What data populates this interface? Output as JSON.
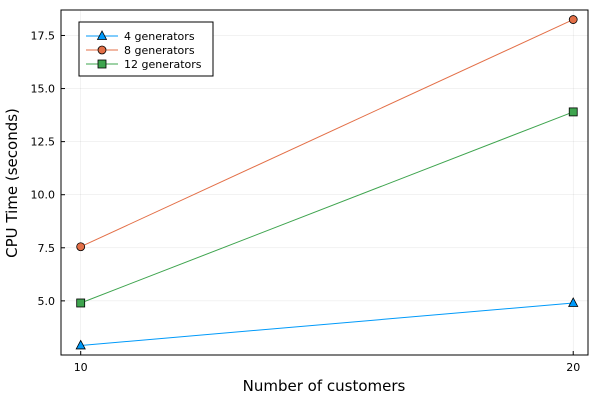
{
  "chart_data": {
    "type": "line",
    "xlabel": "Number of customers",
    "ylabel": "CPU Time (seconds)",
    "xticks": [
      10,
      20
    ],
    "yticks": [
      5.0,
      7.5,
      10.0,
      12.5,
      15.0,
      17.5
    ],
    "ytick_labels": [
      "5.0",
      "7.5",
      "10.0",
      "12.5",
      "15.0",
      "17.5"
    ],
    "xlim": [
      9.6,
      20.3
    ],
    "ylim": [
      2.45,
      18.7
    ],
    "grid": true,
    "legend_position": "top-left",
    "x": [
      10,
      20
    ],
    "series": [
      {
        "name": "4 generators",
        "values": [
          2.9,
          4.9
        ],
        "color": "#009AFA",
        "marker": "triangle"
      },
      {
        "name": "8 generators",
        "values": [
          7.55,
          18.25
        ],
        "color": "#E36F47",
        "marker": "circle"
      },
      {
        "name": "12 generators",
        "values": [
          4.9,
          13.9
        ],
        "color": "#3EA44E",
        "marker": "square"
      }
    ]
  }
}
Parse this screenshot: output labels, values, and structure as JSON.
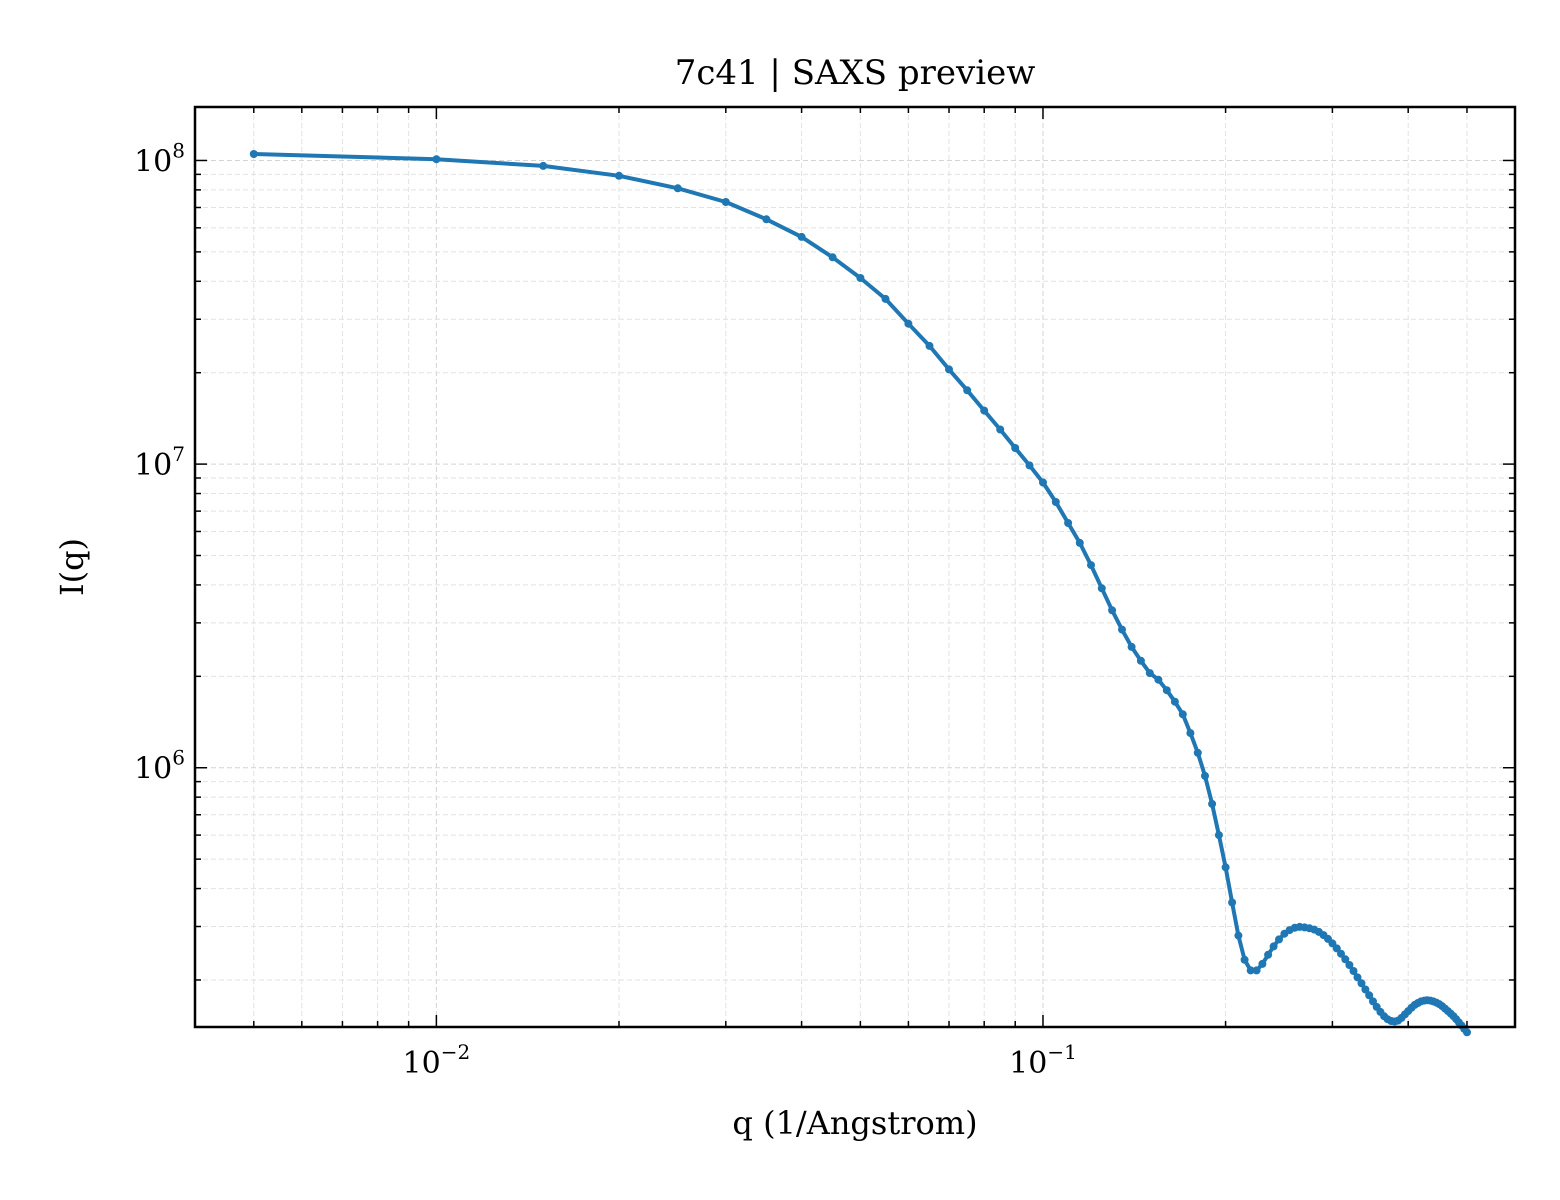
{
  "chart_data": {
    "type": "line",
    "title": "7c41 | SAXS preview",
    "xlabel": "q (1/Angstrom)",
    "ylabel": "I(q)",
    "x_scale": "log",
    "y_scale": "log",
    "xlim": [
      0.004,
      0.6
    ],
    "ylim": [
      140000,
      150000000
    ],
    "grid": true,
    "legend": "none",
    "x_ticks": [
      {
        "value": 0.01,
        "base": "10",
        "exp": "−2"
      },
      {
        "value": 0.1,
        "base": "10",
        "exp": "−1"
      }
    ],
    "y_ticks": [
      {
        "value": 1000000,
        "base": "10",
        "exp": "6"
      },
      {
        "value": 10000000,
        "base": "10",
        "exp": "7"
      },
      {
        "value": 100000000,
        "base": "10",
        "exp": "8"
      }
    ],
    "series": [
      {
        "color": "#1f77b4",
        "marker": "circle",
        "x": [
          0.005,
          0.01,
          0.015,
          0.02,
          0.025,
          0.03,
          0.035,
          0.04,
          0.045,
          0.05,
          0.055,
          0.06,
          0.065,
          0.07,
          0.075,
          0.08,
          0.085,
          0.09,
          0.095,
          0.1,
          0.105,
          0.11,
          0.115,
          0.12,
          0.125,
          0.13,
          0.135,
          0.14,
          0.145,
          0.15,
          0.155,
          0.16,
          0.165,
          0.17,
          0.175,
          0.18,
          0.185,
          0.19,
          0.195,
          0.2,
          0.205,
          0.21,
          0.215,
          0.22,
          0.225,
          0.23,
          0.235,
          0.24,
          0.245,
          0.25,
          0.255,
          0.26,
          0.265,
          0.27,
          0.275,
          0.28,
          0.285,
          0.29,
          0.295,
          0.3,
          0.305,
          0.31,
          0.315,
          0.32,
          0.325,
          0.33,
          0.335,
          0.34,
          0.345,
          0.35,
          0.355,
          0.36,
          0.365,
          0.37,
          0.375,
          0.38,
          0.385,
          0.39,
          0.395,
          0.4,
          0.405,
          0.41,
          0.415,
          0.42,
          0.425,
          0.43,
          0.435,
          0.44,
          0.445,
          0.45,
          0.455,
          0.46,
          0.465,
          0.47,
          0.475,
          0.48,
          0.485,
          0.49,
          0.495,
          0.5
        ],
        "y": [
          105000000,
          101000000,
          96000000,
          89000000,
          81000000,
          73000000,
          64000000,
          56000000,
          48000000,
          41000000,
          35000000,
          29000000,
          24500000,
          20500000,
          17500000,
          15000000,
          13000000,
          11300000,
          9900000,
          8700000,
          7500000,
          6400000,
          5500000,
          4650000,
          3900000,
          3300000,
          2850000,
          2500000,
          2250000,
          2050000,
          1950000,
          1800000,
          1650000,
          1500000,
          1300000,
          1120000,
          940000,
          760000,
          600000,
          470000,
          360000,
          280000,
          233000,
          215000,
          215000,
          226000,
          242000,
          258000,
          272000,
          284000,
          292000,
          297000,
          299000,
          298000,
          296000,
          293000,
          288000,
          281000,
          273000,
          264000,
          254000,
          244000,
          234000,
          224000,
          214000,
          204000,
          195000,
          186000,
          178000,
          170000,
          163000,
          157000,
          152000,
          148500,
          146500,
          146000,
          147000,
          150000,
          154000,
          158000,
          162000,
          165500,
          168000,
          170000,
          171000,
          171500,
          171000,
          170000,
          168500,
          166500,
          164000,
          161000,
          158000,
          155000,
          152000,
          148500,
          145000,
          141500,
          138000,
          134500
        ]
      }
    ]
  }
}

========================

= YOUR INSTRUCTIONS =
Show every line where the string "generators" appears.

= RESPONSE BELOW =
        "name": "4 generators",
        "name": "8 generators",
        "name": "12 generators",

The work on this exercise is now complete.